Written exercise — Records follow. Select each line holding "новогодних".
________________________
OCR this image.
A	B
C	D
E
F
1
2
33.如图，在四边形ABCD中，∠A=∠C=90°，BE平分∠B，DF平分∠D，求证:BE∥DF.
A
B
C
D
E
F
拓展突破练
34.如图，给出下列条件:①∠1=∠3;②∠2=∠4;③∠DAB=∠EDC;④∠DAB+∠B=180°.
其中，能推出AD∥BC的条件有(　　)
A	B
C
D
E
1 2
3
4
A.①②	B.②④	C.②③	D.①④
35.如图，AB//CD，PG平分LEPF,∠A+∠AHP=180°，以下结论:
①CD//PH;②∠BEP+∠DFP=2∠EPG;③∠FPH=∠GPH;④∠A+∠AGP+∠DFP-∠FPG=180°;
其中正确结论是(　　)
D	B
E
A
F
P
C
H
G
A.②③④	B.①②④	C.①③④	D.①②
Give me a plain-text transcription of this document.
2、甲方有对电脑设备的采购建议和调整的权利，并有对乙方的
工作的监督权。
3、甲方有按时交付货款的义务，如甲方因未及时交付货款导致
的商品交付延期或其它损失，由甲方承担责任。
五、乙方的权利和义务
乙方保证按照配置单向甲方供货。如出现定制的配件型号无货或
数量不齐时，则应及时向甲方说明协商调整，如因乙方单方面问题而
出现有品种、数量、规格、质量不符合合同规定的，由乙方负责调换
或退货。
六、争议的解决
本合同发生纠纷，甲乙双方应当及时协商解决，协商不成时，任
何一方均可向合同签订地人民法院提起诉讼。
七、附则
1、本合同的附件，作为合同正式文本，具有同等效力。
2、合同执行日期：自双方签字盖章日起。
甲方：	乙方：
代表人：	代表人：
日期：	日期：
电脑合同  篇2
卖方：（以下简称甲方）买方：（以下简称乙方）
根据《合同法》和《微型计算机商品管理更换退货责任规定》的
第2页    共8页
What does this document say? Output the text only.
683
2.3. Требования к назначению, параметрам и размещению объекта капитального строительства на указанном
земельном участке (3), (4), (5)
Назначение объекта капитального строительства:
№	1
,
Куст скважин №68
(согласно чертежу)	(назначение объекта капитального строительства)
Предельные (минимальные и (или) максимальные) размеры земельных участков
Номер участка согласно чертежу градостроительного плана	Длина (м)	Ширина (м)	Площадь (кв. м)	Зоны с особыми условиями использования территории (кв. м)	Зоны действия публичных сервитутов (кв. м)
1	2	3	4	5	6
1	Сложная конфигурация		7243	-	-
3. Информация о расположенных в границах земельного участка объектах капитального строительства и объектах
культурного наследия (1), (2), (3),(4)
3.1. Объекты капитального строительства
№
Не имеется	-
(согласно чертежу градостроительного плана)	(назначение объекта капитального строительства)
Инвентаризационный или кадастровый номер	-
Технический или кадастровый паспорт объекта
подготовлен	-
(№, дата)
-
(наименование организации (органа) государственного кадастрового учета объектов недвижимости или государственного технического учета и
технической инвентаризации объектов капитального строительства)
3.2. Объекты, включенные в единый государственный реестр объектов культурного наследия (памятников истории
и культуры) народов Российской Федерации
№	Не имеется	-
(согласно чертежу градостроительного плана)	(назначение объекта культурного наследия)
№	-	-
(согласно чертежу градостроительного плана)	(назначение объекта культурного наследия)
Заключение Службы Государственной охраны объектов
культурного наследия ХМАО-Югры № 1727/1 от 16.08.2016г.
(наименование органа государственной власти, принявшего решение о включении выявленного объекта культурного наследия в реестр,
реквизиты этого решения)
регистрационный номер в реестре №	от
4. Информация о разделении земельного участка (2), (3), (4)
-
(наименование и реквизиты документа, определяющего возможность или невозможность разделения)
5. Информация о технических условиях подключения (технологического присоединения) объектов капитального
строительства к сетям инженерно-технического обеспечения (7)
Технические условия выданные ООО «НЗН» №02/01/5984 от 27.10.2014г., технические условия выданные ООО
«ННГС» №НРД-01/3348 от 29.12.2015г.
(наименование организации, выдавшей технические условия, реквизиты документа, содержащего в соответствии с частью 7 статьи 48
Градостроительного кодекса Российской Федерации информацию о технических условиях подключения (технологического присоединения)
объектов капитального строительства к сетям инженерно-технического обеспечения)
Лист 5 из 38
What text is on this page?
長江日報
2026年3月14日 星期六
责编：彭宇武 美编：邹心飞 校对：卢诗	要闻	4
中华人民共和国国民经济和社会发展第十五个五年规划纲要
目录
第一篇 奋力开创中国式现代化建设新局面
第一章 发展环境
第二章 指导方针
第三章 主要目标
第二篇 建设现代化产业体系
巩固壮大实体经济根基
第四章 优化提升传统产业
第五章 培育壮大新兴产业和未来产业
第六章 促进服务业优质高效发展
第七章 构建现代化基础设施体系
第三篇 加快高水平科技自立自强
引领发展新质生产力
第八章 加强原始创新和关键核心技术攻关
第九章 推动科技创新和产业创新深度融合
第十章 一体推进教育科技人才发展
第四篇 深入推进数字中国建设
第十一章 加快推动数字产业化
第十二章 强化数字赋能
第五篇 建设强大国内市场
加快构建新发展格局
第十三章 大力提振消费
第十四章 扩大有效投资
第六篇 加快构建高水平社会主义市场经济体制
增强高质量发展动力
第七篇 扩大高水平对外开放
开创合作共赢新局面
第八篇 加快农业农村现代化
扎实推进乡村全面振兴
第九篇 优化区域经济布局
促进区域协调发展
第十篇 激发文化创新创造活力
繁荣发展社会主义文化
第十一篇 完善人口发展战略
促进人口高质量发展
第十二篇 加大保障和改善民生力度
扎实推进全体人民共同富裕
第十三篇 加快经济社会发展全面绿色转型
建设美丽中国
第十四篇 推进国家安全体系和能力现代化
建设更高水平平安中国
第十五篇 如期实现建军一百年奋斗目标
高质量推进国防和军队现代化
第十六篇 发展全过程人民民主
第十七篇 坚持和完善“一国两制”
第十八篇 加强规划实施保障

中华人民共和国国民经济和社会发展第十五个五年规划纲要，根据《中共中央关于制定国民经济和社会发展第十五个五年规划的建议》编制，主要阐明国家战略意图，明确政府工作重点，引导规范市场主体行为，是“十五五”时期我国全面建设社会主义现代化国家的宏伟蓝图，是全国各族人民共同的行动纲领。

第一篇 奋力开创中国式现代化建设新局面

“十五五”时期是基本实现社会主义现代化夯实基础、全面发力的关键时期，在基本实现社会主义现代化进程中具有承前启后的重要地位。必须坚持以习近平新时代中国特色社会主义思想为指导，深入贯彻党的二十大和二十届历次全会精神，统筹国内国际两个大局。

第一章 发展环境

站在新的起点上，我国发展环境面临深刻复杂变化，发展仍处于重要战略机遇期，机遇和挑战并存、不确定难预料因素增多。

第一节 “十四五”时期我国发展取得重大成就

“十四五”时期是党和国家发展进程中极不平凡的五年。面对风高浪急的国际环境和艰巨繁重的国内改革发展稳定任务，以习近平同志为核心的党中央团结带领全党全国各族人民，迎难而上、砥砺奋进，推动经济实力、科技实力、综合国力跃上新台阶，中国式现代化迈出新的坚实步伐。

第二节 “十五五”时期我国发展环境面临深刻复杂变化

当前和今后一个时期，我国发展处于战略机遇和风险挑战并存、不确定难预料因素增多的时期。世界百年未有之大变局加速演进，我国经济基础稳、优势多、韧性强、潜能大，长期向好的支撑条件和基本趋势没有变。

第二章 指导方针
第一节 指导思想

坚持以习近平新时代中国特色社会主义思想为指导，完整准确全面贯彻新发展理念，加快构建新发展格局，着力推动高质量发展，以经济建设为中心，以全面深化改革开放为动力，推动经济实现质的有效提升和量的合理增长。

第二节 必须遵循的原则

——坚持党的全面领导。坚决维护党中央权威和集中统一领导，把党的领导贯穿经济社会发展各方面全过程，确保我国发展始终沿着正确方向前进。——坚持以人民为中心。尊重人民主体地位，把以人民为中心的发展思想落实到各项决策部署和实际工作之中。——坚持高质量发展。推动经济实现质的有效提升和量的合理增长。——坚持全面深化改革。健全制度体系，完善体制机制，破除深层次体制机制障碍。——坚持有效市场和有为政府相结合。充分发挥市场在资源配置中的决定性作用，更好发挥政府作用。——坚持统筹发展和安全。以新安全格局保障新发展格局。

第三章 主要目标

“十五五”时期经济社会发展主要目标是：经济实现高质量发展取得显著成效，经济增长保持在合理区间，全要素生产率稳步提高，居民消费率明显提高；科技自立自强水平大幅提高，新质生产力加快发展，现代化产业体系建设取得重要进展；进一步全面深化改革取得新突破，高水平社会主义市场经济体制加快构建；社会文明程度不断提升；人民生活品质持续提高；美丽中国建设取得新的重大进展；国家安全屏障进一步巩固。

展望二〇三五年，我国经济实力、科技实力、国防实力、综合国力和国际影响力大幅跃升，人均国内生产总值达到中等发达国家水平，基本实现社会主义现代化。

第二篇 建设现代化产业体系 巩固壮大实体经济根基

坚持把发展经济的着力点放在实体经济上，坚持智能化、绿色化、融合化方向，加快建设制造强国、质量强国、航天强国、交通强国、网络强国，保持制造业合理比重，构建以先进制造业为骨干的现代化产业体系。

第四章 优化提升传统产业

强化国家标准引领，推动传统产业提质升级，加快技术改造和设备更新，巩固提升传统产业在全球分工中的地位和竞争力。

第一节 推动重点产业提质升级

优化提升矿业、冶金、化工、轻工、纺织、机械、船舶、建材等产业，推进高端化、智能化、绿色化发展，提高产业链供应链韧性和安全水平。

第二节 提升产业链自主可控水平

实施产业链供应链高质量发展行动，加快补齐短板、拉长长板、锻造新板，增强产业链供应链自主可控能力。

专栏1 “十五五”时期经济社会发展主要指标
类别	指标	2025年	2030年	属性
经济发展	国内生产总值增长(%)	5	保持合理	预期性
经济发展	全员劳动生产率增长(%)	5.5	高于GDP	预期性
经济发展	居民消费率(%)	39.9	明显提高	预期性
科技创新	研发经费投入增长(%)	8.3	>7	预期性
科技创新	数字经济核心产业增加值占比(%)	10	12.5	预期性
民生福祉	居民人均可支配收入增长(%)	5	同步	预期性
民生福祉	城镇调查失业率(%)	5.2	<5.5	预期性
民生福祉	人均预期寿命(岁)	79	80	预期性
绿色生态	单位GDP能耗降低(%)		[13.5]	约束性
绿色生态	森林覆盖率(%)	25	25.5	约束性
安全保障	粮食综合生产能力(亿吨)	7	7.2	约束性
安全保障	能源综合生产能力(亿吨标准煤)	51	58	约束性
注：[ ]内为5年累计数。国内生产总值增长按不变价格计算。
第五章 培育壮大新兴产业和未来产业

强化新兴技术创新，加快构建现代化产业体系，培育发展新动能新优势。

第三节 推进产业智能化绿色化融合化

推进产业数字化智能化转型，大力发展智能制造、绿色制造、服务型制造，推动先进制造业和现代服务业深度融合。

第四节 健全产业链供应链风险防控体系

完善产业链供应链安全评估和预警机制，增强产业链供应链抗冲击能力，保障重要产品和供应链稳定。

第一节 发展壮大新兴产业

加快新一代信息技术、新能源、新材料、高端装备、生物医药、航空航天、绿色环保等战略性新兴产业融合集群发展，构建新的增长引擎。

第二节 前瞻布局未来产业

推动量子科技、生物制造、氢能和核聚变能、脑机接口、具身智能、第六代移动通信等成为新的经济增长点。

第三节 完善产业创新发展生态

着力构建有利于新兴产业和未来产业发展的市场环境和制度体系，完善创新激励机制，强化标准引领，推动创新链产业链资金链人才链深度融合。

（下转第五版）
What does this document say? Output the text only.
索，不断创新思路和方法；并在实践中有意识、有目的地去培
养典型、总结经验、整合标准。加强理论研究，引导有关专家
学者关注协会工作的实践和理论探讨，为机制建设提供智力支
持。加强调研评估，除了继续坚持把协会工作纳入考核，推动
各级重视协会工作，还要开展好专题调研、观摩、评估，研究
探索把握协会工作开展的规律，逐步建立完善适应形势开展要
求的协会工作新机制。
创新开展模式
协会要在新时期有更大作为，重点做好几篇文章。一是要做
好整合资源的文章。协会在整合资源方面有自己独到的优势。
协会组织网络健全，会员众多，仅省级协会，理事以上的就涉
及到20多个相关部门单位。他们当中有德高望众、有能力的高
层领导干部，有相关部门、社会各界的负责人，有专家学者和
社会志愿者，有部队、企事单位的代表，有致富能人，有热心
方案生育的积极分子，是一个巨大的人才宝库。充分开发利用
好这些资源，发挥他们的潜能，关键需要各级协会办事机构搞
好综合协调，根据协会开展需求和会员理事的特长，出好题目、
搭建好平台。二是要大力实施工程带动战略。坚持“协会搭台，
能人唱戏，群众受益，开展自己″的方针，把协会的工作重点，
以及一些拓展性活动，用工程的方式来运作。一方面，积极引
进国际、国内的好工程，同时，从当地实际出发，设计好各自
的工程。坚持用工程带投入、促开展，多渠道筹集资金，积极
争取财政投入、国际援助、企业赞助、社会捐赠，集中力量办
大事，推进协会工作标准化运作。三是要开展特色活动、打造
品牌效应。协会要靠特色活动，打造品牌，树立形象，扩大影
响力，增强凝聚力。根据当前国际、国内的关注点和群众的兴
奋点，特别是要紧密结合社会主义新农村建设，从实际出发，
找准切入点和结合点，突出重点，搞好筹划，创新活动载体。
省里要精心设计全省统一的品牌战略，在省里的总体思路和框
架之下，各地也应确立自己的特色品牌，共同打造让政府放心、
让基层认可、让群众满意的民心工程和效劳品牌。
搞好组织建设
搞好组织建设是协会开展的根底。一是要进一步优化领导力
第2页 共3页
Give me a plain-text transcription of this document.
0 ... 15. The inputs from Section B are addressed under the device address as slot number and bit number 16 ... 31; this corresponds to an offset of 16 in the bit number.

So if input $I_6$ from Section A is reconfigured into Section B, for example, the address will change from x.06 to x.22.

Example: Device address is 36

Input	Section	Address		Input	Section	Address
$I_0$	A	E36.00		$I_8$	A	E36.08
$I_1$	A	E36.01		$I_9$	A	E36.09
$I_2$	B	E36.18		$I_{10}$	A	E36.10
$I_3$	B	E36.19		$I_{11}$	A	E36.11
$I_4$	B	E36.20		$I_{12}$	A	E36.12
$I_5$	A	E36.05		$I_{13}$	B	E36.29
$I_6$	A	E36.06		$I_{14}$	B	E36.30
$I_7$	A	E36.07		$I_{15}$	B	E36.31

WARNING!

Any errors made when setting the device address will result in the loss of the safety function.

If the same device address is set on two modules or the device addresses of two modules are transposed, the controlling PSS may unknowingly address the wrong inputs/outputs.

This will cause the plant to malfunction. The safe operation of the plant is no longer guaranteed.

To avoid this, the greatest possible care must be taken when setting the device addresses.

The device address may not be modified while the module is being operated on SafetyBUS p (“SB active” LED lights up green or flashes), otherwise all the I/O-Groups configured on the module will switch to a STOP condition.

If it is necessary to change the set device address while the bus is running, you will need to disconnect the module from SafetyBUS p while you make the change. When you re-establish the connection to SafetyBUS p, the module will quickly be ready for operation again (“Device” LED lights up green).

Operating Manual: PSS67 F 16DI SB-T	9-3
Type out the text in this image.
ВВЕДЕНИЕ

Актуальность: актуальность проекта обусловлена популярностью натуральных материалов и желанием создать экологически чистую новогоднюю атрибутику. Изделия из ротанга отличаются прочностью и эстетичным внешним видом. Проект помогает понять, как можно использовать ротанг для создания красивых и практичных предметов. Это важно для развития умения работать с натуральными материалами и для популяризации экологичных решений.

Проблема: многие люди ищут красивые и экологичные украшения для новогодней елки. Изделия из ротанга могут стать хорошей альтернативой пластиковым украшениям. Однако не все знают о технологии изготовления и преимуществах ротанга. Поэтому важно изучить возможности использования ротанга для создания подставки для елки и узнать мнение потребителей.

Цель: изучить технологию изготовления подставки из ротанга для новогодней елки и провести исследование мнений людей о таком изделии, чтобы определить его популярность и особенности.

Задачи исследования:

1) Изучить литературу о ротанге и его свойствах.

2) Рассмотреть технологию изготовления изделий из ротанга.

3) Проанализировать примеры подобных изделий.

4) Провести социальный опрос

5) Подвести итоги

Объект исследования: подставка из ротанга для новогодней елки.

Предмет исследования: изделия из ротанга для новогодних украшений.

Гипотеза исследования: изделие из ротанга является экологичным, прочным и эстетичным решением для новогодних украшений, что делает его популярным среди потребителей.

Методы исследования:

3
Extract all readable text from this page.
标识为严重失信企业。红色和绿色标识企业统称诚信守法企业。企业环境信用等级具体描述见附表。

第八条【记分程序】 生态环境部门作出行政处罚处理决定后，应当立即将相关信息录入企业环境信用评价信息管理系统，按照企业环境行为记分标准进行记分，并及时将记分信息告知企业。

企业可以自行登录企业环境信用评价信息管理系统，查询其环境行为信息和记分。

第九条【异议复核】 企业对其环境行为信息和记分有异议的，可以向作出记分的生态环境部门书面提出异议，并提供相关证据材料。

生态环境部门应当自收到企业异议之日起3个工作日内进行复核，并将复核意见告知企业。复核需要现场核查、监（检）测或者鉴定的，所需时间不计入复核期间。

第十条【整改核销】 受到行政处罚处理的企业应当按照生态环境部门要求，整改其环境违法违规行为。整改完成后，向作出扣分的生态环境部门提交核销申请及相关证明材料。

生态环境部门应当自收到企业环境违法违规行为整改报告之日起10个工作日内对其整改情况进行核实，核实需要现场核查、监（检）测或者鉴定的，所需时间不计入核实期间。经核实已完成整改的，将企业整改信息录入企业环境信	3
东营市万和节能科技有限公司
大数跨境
________________________
Complete answer —
Предмет исследования: изделия из ротанга для новогодних украшений.
Гипотеза исследования: изделие из ротанга является экологичным, прочным и эстетичным решением для новогодних украшений, что делает его популярным среди потребителей.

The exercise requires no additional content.